### WRITTEN PROBLEM
Please output every line of the material as it stands, without the pictures.
* START PROVIDED RECORDS *
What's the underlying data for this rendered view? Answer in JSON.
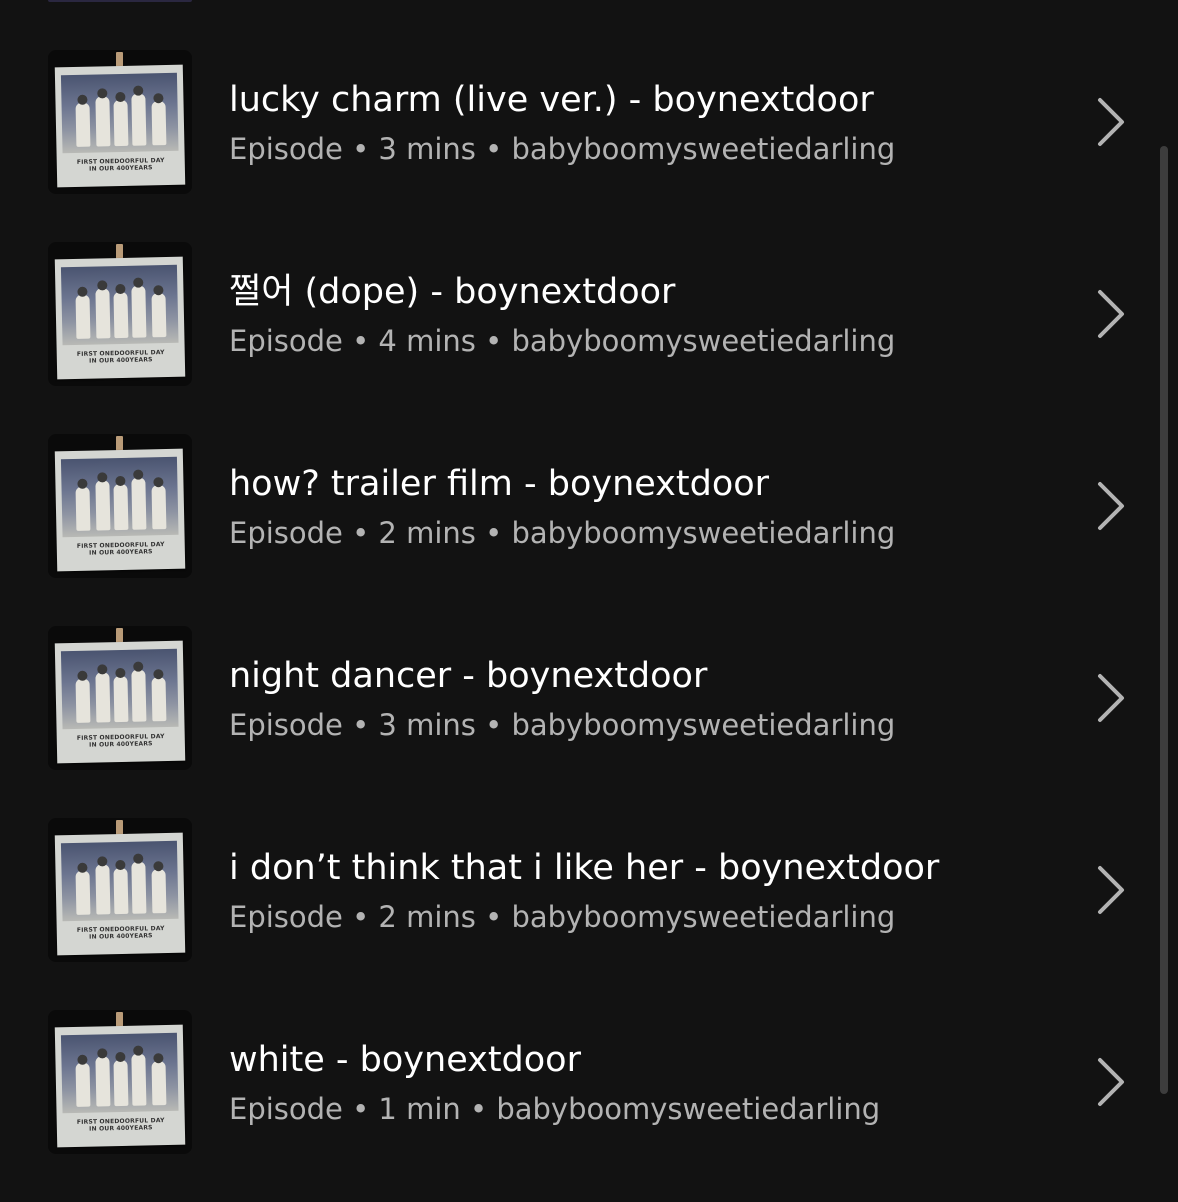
{
  "colors": {
    "background": "#121212",
    "title": "#ffffff",
    "meta": "#b3b3b3",
    "chevron": "#b3b3b3",
    "scrollbar": "#3d3d3d"
  },
  "artwork": {
    "caption_line1": "FIRST ONEDOORFUL DAY",
    "caption_line2": "IN OUR 400YEARS"
  },
  "episodes": [
    {
      "title": "lucky charm (live ver.) - boynextdoor",
      "meta": "Episode • 3 mins • babyboomysweetiedarling"
    },
    {
      "title": "쩔어 (dope) - boynextdoor",
      "meta": "Episode • 4 mins • babyboomysweetiedarling"
    },
    {
      "title": "how? trailer film - boynextdoor",
      "meta": "Episode • 2 mins • babyboomysweetiedarling"
    },
    {
      "title": "night dancer - boynextdoor",
      "meta": "Episode • 3 mins • babyboomysweetiedarling"
    },
    {
      "title": "i don’t think that i like her - boynextdoor",
      "meta": "Episode • 2 mins • babyboomysweetiedarling"
    },
    {
      "title": "white - boynextdoor",
      "meta": "Episode • 1 min • babyboomysweetiedarling"
    }
  ],
  "icons": {
    "row_action": "chevron-right-icon",
    "artwork": "episode-cover-image"
  }
}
* END PROVIDED RECORDS *
### OUTPUT FOR THIS TASK
What's the underlying data for this rendered view? Answer in JSON.
{
  "colors": {
    "background": "#121212",
    "title": "#ffffff",
    "meta": "#b3b3b3",
    "chevron": "#b3b3b3",
    "scrollbar": "#3d3d3d"
  },
  "artwork": {
    "caption_line1": "FIRST ONEDOORFUL DAY",
    "caption_line2": "IN OUR 400YEARS"
  },
  "episodes": [
    {
      "title": "lucky charm (live ver.) - boynextdoor",
      "meta": "Episode • 3 mins • babyboomysweetiedarling"
    },
    {
      "title": "쩔어 (dope) - boynextdoor",
      "meta": "Episode • 4 mins • babyboomysweetiedarling"
    },
    {
      "title": "how? trailer film - boynextdoor",
      "meta": "Episode • 2 mins • babyboomysweetiedarling"
    },
    {
      "title": "night dancer - boynextdoor",
      "meta": "Episode • 3 mins • babyboomysweetiedarling"
    },
    {
      "title": "i don’t think that i like her - boynextdoor",
      "meta": "Episode • 2 mins • babyboomysweetiedarling"
    },
    {
      "title": "white - boynextdoor",
      "meta": "Episode • 1 min • babyboomysweetiedarling"
    }
  ],
  "icons": {
    "row_action": "chevron-right-icon",
    "artwork": "episode-cover-image"
  }
}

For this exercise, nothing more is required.